Reproduce every entry below word for word and line for line, but omit the pictures.

-- Begin --

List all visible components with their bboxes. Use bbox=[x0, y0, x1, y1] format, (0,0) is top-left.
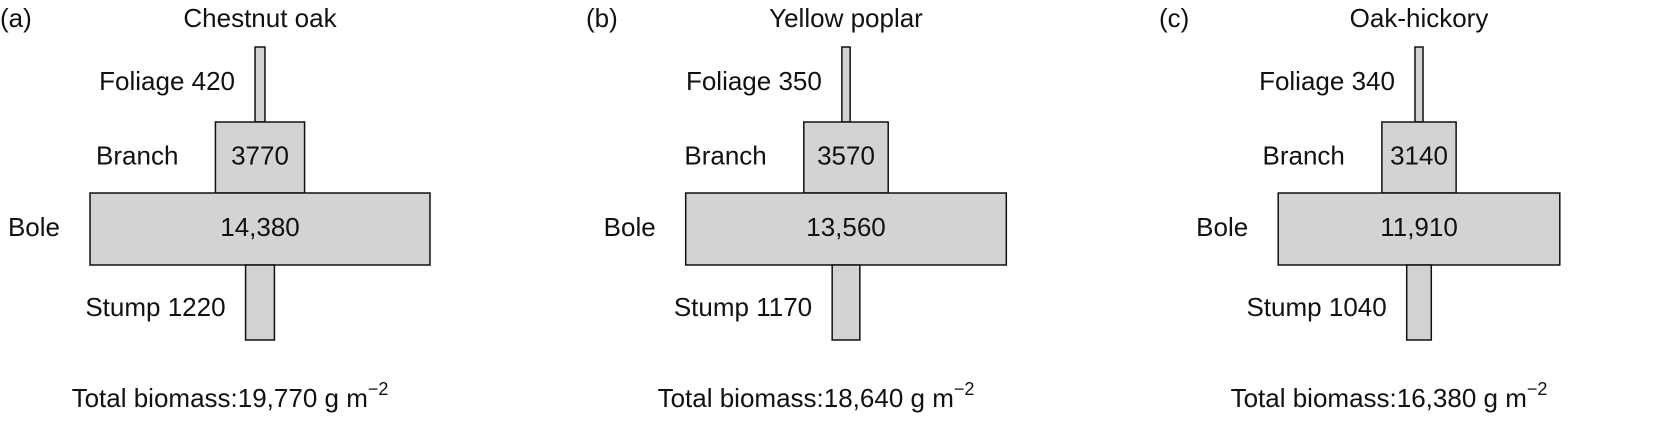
total-value: 18,640 bbox=[824, 383, 904, 413]
foliage-label: Foliage 420 bbox=[99, 66, 235, 96]
stump-value: 1040 bbox=[1329, 292, 1387, 322]
bole-box bbox=[89, 192, 431, 266]
total-exponent: −2 bbox=[954, 379, 975, 399]
stump-label: Stump 1220 bbox=[85, 292, 225, 322]
stump-box bbox=[244, 264, 276, 341]
stump-box bbox=[1405, 264, 1433, 341]
panel-label: (b) bbox=[586, 3, 618, 33]
stump-box bbox=[831, 264, 861, 341]
total-prefix: Total biomass: bbox=[72, 383, 238, 413]
panel-title: Oak-hickory bbox=[1350, 3, 1489, 33]
total-unit: g m bbox=[911, 383, 954, 413]
branch-label: Branch bbox=[684, 140, 766, 170]
stump-value: 1220 bbox=[168, 292, 226, 322]
total-unit: g m bbox=[1484, 383, 1527, 413]
stump-label: Stump 1170 bbox=[674, 292, 812, 322]
bole-value: 11,910 bbox=[1380, 212, 1458, 242]
bole-label: Bole bbox=[8, 212, 60, 242]
foliage-name: Foliage bbox=[99, 66, 184, 96]
bole-value: 13,560 bbox=[806, 212, 886, 242]
bole-value: 14,380 bbox=[220, 212, 300, 242]
total-biomass: Total biomass:16,380 g m−2 bbox=[1231, 379, 1548, 413]
panel-label: (c) bbox=[1159, 3, 1189, 33]
foliage-box bbox=[1414, 46, 1424, 123]
total-biomass: Total biomass:18,640 g m−2 bbox=[658, 379, 975, 413]
foliage-label: Foliage 340 bbox=[1259, 66, 1395, 96]
foliage-value: 340 bbox=[1352, 66, 1395, 96]
stump-label: Stump 1040 bbox=[1246, 292, 1386, 322]
branch-box bbox=[803, 121, 889, 194]
foliage-box bbox=[841, 46, 851, 123]
total-prefix: Total biomass: bbox=[1231, 383, 1397, 413]
foliage-value: 420 bbox=[192, 66, 235, 96]
panel-label: (a) bbox=[0, 3, 32, 33]
panel-title: Chestnut oak bbox=[183, 3, 337, 33]
total-value: 19,770 bbox=[238, 383, 318, 413]
stump-name: Stump bbox=[674, 292, 749, 322]
branch-value: 3570 bbox=[817, 140, 875, 170]
panel-title: Yellow poplar bbox=[769, 3, 923, 33]
foliage-value: 350 bbox=[778, 66, 821, 96]
stump-value: 1170 bbox=[756, 292, 812, 322]
total-exponent: −2 bbox=[1527, 379, 1548, 399]
branch-label: Branch bbox=[1262, 140, 1344, 170]
stump-name: Stump bbox=[85, 292, 160, 322]
foliage-name: Foliage bbox=[1259, 66, 1344, 96]
panel: (b) Yellow poplar Foliage 350 Branch 3570 Bol… bbox=[586, 3, 1008, 413]
bole-box bbox=[1277, 192, 1561, 266]
total-prefix: Total biomass: bbox=[658, 383, 824, 413]
total-exponent: −2 bbox=[368, 379, 389, 399]
panel: (a) Chestnut oak Foliage 420 Branch 3770 Bole… bbox=[0, 3, 431, 413]
branch-value: 3770 bbox=[231, 140, 289, 170]
bole-box bbox=[684, 192, 1008, 266]
branch-box bbox=[214, 121, 306, 194]
foliage-box bbox=[254, 46, 266, 123]
branch-value: 3140 bbox=[1390, 140, 1448, 170]
bole-label: Bole bbox=[604, 212, 656, 242]
panel: (c) Oak-hickory Foliage 340 Branch 3140 Bole 1… bbox=[1159, 3, 1561, 413]
total-biomass: Total biomass:19,770 g m−2 bbox=[72, 379, 389, 413]
foliage-name: Foliage bbox=[686, 66, 771, 96]
total-value: 16,380 bbox=[1397, 383, 1477, 413]
foliage-label: Foliage 350 bbox=[686, 66, 822, 96]
branch-label: Branch bbox=[96, 140, 178, 170]
bole-label: Bole bbox=[1196, 212, 1248, 242]
stump-name: Stump bbox=[1246, 292, 1321, 322]
total-unit: g m bbox=[325, 383, 368, 413]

-- End --

### THE REPLY
List all visible components with their bboxes. Use bbox=[x0, y0, x1, y1] format, (0,0) is top-left.
total-value: 18,640 bbox=[824, 383, 904, 413]
foliage-label: Foliage 420 bbox=[99, 66, 235, 96]
stump-value: 1040 bbox=[1329, 292, 1387, 322]
bole-box bbox=[89, 192, 431, 266]
total-exponent: −2 bbox=[954, 379, 975, 399]
stump-label: Stump 1220 bbox=[85, 292, 225, 322]
stump-box bbox=[244, 264, 276, 341]
stump-box bbox=[1405, 264, 1433, 341]
panel-label: (b) bbox=[586, 3, 618, 33]
stump-box bbox=[831, 264, 861, 341]
total-prefix: Total biomass: bbox=[72, 383, 238, 413]
panel-title: Oak-hickory bbox=[1350, 3, 1489, 33]
total-unit: g m bbox=[911, 383, 954, 413]
branch-label: Branch bbox=[684, 140, 766, 170]
stump-value: 1220 bbox=[168, 292, 226, 322]
total-unit: g m bbox=[1484, 383, 1527, 413]
stump-label: Stump 1170 bbox=[674, 292, 812, 322]
bole-value: 11,910 bbox=[1380, 212, 1458, 242]
bole-label: Bole bbox=[8, 212, 60, 242]
foliage-name: Foliage bbox=[99, 66, 184, 96]
bole-value: 13,560 bbox=[806, 212, 886, 242]
bole-value: 14,380 bbox=[220, 212, 300, 242]
total-biomass: Total biomass:16,380 g m−2 bbox=[1231, 379, 1548, 413]
panel-label: (c) bbox=[1159, 3, 1189, 33]
foliage-box bbox=[1414, 46, 1424, 123]
total-biomass: Total biomass:18,640 g m−2 bbox=[658, 379, 975, 413]
foliage-label: Foliage 340 bbox=[1259, 66, 1395, 96]
foliage-value: 340 bbox=[1352, 66, 1395, 96]
stump-label: Stump 1040 bbox=[1246, 292, 1386, 322]
branch-box bbox=[803, 121, 889, 194]
foliage-box bbox=[841, 46, 851, 123]
total-prefix: Total biomass: bbox=[1231, 383, 1397, 413]
foliage-value: 420 bbox=[192, 66, 235, 96]
panel-label: (a) bbox=[0, 3, 32, 33]
panel-title: Chestnut oak bbox=[183, 3, 337, 33]
total-value: 19,770 bbox=[238, 383, 318, 413]
stump-name: Stump bbox=[674, 292, 749, 322]
branch-value: 3570 bbox=[817, 140, 875, 170]
panel-title: Yellow poplar bbox=[769, 3, 923, 33]
foliage-value: 350 bbox=[778, 66, 821, 96]
stump-value: 1170 bbox=[756, 292, 812, 322]
total-exponent: −2 bbox=[1527, 379, 1548, 399]
branch-label: Branch bbox=[1262, 140, 1344, 170]
stump-name: Stump bbox=[85, 292, 160, 322]
foliage-name: Foliage bbox=[1259, 66, 1344, 96]
panel: (b) Yellow poplar Foliage 350 Branch 3570 Bol… bbox=[586, 3, 1008, 413]
bole-box bbox=[1277, 192, 1561, 266]
total-prefix: Total biomass: bbox=[658, 383, 824, 413]
total-exponent: −2 bbox=[368, 379, 389, 399]
panel: (a) Chestnut oak Foliage 420 Branch 3770 Bole… bbox=[0, 3, 431, 413]
branch-value: 3770 bbox=[231, 140, 289, 170]
bole-box bbox=[684, 192, 1008, 266]
branch-box bbox=[214, 121, 306, 194]
foliage-box bbox=[254, 46, 266, 123]
branch-value: 3140 bbox=[1390, 140, 1448, 170]
bole-label: Bole bbox=[604, 212, 656, 242]
panel: (c) Oak-hickory Foliage 340 Branch 3140 Bole 1… bbox=[1159, 3, 1561, 413]
total-biomass: Total biomass:19,770 g m−2 bbox=[72, 379, 389, 413]
foliage-name: Foliage bbox=[686, 66, 771, 96]
total-value: 16,380 bbox=[1397, 383, 1477, 413]
foliage-label: Foliage 350 bbox=[686, 66, 822, 96]
branch-label: Branch bbox=[96, 140, 178, 170]
bole-label: Bole bbox=[1196, 212, 1248, 242]
stump-name: Stump bbox=[1246, 292, 1321, 322]
total-unit: g m bbox=[325, 383, 368, 413]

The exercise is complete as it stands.